__Data in this exercise__.
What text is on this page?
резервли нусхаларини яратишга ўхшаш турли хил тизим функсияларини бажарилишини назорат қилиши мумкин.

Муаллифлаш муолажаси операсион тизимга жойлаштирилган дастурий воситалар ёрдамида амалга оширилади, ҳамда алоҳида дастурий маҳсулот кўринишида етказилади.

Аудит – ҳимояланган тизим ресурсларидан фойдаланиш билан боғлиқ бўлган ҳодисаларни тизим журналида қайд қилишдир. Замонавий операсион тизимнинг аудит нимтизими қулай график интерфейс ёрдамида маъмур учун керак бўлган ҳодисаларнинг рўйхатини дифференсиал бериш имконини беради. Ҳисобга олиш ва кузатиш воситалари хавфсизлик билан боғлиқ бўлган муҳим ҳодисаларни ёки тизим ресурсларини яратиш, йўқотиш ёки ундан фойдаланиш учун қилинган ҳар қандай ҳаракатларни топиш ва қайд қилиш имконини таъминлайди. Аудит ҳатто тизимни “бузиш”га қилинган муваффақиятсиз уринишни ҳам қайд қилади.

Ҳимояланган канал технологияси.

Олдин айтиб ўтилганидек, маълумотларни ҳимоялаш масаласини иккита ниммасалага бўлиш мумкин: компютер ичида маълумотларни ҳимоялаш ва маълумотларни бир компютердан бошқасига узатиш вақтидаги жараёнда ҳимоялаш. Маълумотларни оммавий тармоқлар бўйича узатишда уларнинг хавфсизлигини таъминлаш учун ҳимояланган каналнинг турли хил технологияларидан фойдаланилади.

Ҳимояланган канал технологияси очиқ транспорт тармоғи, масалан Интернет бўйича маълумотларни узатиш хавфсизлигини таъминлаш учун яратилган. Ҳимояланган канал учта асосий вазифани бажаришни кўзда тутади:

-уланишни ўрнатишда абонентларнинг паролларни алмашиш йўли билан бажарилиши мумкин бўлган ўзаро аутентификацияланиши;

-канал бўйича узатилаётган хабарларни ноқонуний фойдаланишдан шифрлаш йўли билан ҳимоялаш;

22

__The request__. Copy out the full material exactly as it appears.

__Answer to the exercise__.
What text is on this page?
резервли нусхаларини яратишга ўхшаш турли хил тизим функсияларини бажарилишини назорат қилиши мумкин.

Муаллифлаш муолажаси операсион тизимга жойлаштирилган дастурий воситалар ёрдамида амалга оширилади, ҳамда алоҳида дастурий маҳсулот кўринишида етказилади.

Аудит – ҳимояланган тизим ресурсларидан фойдаланиш билан боғлиқ бўлган ҳодисаларни тизим журналида қайд қилишдир. Замонавий операсион тизимнинг аудит нимтизими қулай график интерфейс ёрдамида маъмур учун керак бўлган ҳодисаларнинг рўйхатини дифференсиал бериш имконини беради. Ҳисобга олиш ва кузатиш воситалари хавфсизлик билан боғлиқ бўлган муҳим ҳодисаларни ёки тизим ресурсларини яратиш, йўқотиш ёки ундан фойдаланиш учун қилинган ҳар қандай ҳаракатларни топиш ва қайд қилиш имконини таъминлайди. Аудит ҳатто тизимни “бузиш”га қилинган муваффақиятсиз уринишни ҳам қайд қилади.

Ҳимояланган канал технологияси.

Олдин айтиб ўтилганидек, маълумотларни ҳимоялаш масаласини иккита ниммасалага бўлиш мумкин: компютер ичида маълумотларни ҳимоялаш ва маълумотларни бир компютердан бошқасига узатиш вақтидаги жараёнда ҳимоялаш. Маълумотларни оммавий тармоқлар бўйича узатишда уларнинг хавфсизлигини таъминлаш учун ҳимояланган каналнинг турли хил технологияларидан фойдаланилади.

Ҳимояланган канал технологияси очиқ транспорт тармоғи, масалан Интернет бўйича маълумотларни узатиш хавфсизлигини таъминлаш учун яратилган. Ҳимояланган канал учта асосий вазифани бажаришни кўзда тутади:

-уланишни ўрнатишда абонентларнинг паролларни алмашиш йўли билан бажарилиши мумкин бўлган ўзаро аутентификацияланиши;

-канал бўйича узатилаётган хабарларни ноқонуний фойдаланишдан шифрлаш йўли билан ҳимоялаш;

22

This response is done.